#### ZIEL DER AUFGABE
Aktualisiere den Abschnitt des Textes über Alice Weidel, beginnend mit „Normalerweise wettert sie“ und weiter bis „sie grossen Applaus.“, indem du „Partnerin“ durch „Lebensgefährtin“ ersetzt. Gib den so geänderten Abschnitt wieder.

#### TEXT DES DOKUMENTS
______________________________

Seit Samstag ist Alice Weidel offiziell Kanzlerkandidatin der AfD. In einem Porträt gewährt sie Einblicke in ihr Leben in der Schweiz.

Normalerweise wettert sie über die illegale Migration, die Wirtschaftspolitik der Ampelkoalition, die Energiewende mit explodierenden Preisen als Folge. Im letzten November zeigte sich AfD-Chefin Alice Weidel bei einem Anlass im Zürcher Kongresshaus jedoch von ihrer sanften Seite: «Sarah, ich liebe dich!», sagte sie an die Adresse ihrer Partnerin Sarah Bossard.

Anlass für die öffentliche Liebeserklärung war eine Frage von Moderator Reto Brennwald zur Hautfarbe ihrer Frau. Die Filmemacherin ist Schweizerin und stammt aus Sri Lanka. Weidel hat einen zweiten Wohnsitz im Kanton Schwyz. Sie lebt mit Bossard im Bezirk Einsiedeln. Sie sehe Hautfarben nicht und habe eine wunderbare Frau, sagte Weidel. Für dieses Statement bekam sie grossen Applaus.

______________________________

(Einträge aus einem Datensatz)
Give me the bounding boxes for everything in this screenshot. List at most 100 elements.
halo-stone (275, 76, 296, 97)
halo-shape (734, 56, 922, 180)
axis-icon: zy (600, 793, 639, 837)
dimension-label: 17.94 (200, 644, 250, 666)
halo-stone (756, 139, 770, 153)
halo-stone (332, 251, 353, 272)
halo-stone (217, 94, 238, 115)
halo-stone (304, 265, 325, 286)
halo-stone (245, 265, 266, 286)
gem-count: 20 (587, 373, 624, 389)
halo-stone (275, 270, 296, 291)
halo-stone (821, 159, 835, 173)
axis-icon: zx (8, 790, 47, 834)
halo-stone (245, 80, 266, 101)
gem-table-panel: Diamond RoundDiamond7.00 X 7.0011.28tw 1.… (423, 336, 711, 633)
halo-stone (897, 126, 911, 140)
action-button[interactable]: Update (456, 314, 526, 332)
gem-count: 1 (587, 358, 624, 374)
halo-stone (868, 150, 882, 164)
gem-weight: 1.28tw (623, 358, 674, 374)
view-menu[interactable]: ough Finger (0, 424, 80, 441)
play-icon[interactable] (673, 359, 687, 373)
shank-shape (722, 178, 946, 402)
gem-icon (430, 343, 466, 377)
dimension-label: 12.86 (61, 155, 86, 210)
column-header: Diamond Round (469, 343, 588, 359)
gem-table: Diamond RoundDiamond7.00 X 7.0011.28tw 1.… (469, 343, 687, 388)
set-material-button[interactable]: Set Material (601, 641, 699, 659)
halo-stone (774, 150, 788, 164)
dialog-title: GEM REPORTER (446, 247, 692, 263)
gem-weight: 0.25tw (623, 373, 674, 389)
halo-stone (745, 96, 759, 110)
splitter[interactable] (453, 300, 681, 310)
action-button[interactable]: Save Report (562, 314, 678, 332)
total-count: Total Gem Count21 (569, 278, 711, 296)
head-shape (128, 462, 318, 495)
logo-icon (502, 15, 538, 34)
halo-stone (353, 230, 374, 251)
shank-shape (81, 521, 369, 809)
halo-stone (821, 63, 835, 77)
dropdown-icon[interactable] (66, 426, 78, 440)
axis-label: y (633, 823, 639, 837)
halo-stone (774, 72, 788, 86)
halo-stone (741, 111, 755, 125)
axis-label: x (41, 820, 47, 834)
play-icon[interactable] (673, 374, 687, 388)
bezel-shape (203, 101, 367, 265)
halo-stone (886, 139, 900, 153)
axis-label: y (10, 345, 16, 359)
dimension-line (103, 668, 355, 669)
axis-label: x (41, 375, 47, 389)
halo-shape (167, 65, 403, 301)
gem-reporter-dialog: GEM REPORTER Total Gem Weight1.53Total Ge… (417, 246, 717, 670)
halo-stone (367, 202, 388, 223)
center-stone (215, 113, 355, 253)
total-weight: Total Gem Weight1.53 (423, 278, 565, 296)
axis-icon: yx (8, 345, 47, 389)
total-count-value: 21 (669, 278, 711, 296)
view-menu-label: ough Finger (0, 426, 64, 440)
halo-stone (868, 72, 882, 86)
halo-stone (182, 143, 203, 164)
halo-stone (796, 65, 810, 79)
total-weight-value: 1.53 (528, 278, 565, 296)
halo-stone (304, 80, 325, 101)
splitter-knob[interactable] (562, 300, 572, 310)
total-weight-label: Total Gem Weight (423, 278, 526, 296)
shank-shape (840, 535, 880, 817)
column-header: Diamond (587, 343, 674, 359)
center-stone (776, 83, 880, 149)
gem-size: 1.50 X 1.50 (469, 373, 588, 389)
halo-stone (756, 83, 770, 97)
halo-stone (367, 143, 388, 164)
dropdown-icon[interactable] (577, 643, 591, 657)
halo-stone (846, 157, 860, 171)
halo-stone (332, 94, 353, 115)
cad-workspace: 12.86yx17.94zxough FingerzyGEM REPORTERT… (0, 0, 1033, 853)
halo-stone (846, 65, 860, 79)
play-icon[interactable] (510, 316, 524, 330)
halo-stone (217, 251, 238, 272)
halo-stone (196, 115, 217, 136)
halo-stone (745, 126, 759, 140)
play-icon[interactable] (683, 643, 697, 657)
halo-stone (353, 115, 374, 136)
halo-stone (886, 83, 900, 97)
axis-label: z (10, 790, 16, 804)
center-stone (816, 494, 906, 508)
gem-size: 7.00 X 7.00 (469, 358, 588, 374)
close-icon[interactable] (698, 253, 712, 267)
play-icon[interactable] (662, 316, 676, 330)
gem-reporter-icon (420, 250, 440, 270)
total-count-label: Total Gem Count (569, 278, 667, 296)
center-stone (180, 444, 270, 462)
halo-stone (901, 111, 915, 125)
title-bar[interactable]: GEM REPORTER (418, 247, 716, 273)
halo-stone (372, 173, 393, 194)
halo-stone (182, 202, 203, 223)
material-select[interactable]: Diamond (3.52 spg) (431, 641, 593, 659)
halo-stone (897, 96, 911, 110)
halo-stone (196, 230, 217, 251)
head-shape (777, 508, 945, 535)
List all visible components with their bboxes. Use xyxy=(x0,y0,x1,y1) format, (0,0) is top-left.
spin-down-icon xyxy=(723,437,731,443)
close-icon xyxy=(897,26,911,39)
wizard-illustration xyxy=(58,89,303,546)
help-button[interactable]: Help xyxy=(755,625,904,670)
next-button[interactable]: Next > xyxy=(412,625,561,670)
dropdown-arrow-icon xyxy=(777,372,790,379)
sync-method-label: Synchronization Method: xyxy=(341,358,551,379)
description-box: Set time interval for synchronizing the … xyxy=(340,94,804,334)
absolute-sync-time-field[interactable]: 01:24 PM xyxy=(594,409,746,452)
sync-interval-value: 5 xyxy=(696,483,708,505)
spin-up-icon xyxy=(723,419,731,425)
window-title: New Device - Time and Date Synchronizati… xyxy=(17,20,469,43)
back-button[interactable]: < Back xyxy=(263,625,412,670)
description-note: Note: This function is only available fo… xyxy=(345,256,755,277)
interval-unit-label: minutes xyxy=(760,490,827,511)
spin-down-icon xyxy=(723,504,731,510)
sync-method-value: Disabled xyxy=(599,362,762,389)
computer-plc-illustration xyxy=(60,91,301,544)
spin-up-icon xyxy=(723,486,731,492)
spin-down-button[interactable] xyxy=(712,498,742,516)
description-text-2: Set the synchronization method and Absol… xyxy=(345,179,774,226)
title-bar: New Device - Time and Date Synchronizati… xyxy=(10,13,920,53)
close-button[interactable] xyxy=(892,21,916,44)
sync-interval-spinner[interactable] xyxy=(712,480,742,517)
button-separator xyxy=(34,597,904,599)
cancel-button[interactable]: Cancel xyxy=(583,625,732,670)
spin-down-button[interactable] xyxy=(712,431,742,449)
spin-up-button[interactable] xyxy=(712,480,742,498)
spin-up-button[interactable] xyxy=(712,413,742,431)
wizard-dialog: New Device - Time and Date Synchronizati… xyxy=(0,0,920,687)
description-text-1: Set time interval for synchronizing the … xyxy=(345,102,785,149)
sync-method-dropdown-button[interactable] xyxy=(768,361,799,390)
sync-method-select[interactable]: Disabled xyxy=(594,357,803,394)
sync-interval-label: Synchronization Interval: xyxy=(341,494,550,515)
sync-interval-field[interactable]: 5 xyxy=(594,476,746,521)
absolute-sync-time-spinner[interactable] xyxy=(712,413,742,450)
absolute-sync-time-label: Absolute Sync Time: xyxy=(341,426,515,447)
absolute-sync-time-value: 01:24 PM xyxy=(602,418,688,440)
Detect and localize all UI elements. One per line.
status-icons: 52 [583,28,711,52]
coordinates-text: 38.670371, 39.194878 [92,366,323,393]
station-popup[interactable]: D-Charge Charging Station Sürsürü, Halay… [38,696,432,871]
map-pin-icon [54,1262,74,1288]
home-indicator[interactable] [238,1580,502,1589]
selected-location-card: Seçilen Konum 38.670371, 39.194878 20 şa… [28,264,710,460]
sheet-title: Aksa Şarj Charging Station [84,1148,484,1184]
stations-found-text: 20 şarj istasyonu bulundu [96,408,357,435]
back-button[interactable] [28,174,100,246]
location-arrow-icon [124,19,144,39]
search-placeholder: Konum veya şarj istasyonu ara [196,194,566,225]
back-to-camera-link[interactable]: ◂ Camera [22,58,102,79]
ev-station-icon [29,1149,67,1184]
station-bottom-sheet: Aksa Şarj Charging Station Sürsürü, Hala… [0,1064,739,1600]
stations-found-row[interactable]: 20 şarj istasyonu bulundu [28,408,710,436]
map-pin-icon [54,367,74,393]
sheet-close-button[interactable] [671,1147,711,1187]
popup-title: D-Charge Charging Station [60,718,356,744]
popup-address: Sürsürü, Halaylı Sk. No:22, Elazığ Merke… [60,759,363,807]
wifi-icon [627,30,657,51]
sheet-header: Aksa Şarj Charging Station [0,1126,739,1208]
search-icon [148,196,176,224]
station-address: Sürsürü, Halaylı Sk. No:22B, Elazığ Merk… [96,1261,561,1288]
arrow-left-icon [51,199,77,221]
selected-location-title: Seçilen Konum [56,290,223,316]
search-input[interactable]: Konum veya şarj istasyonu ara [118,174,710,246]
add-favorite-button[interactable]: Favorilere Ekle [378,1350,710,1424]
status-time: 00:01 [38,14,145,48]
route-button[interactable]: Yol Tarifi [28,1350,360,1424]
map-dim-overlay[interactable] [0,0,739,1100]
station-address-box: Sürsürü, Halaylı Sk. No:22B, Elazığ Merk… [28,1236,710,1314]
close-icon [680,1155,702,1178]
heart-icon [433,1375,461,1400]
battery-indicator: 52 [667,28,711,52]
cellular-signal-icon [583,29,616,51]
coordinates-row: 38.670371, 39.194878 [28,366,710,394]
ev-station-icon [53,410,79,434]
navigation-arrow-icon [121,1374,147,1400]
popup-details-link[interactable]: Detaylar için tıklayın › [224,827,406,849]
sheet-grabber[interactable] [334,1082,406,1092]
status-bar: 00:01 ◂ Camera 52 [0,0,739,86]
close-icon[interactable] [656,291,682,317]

______________________________

#### LÖSUNG ZUR AUFGABE
Normalerweise wettert sie über die illegale Migration, die Wirtschaftspolitik der Ampelkoalition, die Energiewende mit explodierenden Preisen als Folge. Im letzten November zeigte sich AfD-Chefin Alice Weidel bei einem Anlass im Zürcher Kongresshaus jedoch von ihrer sanften Seite: «Sarah, ich liebe dich!», sagte sie an die Adresse ihrer Lebensgefährtin Sarah Bossard.

Anlass für die öffentliche Liebeserklärung war eine Frage von Moderator Reto Brennwald zur Hautfarbe ihrer Frau. Die Filmemacherin ist Schweizerin und stammt aus Sri Lanka. Weidel hat einen zweiten Wohnsitz im Kanton Schwyz. Sie lebt mit Bossard im Bezirk Einsiedeln. Sie sehe Hautfarben nicht und habe eine wunderbare Frau, sagte Weidel. Für dieses Statement bekam sie grossen Applaus.